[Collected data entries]
>> start
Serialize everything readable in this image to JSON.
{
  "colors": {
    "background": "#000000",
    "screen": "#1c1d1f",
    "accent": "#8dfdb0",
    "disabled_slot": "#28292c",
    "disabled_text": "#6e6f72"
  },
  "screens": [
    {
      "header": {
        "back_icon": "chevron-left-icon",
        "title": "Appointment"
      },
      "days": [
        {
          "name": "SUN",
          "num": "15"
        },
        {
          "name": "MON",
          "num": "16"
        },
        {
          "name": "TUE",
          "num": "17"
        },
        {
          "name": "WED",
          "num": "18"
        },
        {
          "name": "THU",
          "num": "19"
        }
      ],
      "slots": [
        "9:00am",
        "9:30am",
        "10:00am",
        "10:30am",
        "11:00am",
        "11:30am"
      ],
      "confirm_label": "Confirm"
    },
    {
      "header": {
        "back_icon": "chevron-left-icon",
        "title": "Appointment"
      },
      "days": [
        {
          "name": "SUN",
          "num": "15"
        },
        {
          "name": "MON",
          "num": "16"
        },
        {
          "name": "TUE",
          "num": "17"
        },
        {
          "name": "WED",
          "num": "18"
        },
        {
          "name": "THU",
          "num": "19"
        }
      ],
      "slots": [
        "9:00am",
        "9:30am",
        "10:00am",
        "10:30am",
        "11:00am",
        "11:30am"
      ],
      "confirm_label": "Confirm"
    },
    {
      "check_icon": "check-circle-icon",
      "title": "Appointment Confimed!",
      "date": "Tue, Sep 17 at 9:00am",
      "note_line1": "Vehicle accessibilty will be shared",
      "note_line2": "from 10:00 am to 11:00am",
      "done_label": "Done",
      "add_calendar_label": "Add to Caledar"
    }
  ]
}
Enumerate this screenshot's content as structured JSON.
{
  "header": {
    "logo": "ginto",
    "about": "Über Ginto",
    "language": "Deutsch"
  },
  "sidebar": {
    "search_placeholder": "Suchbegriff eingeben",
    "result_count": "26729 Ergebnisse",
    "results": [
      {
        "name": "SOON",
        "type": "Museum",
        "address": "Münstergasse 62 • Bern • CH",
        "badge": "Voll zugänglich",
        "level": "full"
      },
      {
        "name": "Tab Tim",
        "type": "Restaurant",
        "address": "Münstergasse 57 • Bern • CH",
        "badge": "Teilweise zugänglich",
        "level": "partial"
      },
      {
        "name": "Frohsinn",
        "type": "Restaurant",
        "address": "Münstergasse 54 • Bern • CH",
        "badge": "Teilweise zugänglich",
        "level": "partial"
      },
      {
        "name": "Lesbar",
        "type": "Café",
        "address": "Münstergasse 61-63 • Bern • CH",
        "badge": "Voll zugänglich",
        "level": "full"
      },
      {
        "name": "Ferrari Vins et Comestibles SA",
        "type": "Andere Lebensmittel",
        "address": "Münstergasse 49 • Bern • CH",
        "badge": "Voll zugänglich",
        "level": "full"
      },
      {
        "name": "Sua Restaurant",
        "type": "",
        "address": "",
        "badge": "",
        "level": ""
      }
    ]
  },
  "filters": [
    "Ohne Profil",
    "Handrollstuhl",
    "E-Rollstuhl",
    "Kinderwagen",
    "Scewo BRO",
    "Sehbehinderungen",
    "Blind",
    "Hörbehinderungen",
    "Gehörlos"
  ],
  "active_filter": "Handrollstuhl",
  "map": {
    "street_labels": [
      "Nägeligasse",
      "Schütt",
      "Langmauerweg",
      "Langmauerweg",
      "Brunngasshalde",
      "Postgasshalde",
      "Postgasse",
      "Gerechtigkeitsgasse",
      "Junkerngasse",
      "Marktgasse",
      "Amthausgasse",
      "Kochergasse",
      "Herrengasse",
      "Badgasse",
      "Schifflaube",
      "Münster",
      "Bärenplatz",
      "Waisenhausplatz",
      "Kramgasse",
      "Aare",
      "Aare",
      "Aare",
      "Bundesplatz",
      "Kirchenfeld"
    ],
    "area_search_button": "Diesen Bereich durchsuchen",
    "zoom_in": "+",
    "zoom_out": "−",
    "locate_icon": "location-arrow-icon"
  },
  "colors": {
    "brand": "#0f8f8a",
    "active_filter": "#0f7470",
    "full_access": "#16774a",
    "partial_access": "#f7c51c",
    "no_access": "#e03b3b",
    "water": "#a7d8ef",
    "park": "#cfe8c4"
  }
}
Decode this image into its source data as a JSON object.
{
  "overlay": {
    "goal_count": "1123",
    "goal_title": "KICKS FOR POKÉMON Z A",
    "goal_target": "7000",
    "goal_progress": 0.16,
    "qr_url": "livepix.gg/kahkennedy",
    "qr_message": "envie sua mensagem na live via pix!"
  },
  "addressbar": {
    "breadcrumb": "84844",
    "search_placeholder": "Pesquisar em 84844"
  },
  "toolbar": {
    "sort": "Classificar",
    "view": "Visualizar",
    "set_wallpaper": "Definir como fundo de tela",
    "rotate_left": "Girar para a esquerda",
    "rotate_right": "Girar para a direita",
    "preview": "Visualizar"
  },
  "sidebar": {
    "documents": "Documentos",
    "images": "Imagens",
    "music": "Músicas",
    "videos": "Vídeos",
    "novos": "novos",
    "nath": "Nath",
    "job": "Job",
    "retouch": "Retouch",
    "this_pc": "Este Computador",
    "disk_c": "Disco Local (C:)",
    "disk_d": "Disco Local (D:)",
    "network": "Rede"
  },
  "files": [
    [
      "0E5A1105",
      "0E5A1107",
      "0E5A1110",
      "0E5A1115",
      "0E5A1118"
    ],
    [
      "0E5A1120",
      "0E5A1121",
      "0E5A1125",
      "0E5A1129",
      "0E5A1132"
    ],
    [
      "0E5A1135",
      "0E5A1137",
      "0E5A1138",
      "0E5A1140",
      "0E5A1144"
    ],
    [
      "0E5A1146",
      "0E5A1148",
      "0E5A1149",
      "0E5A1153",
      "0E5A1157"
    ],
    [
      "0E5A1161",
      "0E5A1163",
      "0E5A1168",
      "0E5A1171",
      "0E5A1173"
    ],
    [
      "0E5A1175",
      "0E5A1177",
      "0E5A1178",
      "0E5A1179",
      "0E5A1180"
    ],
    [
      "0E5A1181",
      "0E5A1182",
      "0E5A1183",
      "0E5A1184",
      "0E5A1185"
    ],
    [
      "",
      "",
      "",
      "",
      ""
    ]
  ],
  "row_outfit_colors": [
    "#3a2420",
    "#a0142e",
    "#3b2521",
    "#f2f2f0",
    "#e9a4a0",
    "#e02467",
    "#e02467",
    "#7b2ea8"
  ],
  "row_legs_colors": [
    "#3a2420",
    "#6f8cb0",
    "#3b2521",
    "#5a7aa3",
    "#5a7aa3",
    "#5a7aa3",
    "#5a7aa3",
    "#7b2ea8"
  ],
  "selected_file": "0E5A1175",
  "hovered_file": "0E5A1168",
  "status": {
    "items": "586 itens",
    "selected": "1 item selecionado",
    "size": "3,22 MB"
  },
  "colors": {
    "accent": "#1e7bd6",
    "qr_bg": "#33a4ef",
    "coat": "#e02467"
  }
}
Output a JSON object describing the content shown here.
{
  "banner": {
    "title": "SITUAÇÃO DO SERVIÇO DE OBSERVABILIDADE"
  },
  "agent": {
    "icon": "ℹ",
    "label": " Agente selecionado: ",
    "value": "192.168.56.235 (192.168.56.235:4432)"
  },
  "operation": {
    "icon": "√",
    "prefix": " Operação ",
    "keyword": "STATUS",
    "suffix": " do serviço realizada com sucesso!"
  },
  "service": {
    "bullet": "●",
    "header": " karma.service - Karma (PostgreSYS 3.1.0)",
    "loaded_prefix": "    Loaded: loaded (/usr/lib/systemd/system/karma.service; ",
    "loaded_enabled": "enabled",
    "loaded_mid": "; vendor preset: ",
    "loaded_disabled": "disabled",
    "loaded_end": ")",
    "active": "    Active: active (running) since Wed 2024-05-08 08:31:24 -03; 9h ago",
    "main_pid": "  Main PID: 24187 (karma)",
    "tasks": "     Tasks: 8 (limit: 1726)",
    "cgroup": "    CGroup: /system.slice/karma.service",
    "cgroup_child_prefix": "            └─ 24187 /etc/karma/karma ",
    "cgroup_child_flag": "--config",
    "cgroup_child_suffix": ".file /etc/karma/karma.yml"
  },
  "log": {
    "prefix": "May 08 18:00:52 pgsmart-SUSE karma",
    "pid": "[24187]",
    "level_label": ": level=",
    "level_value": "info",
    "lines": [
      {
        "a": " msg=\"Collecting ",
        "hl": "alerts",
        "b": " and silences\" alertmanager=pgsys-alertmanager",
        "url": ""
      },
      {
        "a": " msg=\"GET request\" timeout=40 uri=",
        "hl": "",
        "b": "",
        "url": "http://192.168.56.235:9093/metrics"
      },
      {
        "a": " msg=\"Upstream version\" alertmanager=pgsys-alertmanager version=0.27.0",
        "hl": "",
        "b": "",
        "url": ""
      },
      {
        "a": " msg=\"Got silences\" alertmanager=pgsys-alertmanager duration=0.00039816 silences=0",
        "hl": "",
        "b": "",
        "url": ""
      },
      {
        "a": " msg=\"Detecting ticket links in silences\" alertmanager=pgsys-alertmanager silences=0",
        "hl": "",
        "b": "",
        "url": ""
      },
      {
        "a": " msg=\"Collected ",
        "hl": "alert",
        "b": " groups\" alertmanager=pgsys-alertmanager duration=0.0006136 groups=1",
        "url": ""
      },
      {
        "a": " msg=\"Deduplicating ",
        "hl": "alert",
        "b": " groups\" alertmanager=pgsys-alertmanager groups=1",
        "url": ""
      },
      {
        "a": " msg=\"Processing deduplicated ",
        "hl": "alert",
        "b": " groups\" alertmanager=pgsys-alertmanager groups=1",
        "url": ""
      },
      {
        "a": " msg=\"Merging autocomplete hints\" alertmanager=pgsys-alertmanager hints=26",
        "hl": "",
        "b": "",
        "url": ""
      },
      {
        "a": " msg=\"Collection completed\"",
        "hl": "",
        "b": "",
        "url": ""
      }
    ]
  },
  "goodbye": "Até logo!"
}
>> end
» Required work:
Show the lines that mention the word "selecionado".

» The answer:
    "selected": "1 item selecionado",
    "label": " Agente selecionado: ",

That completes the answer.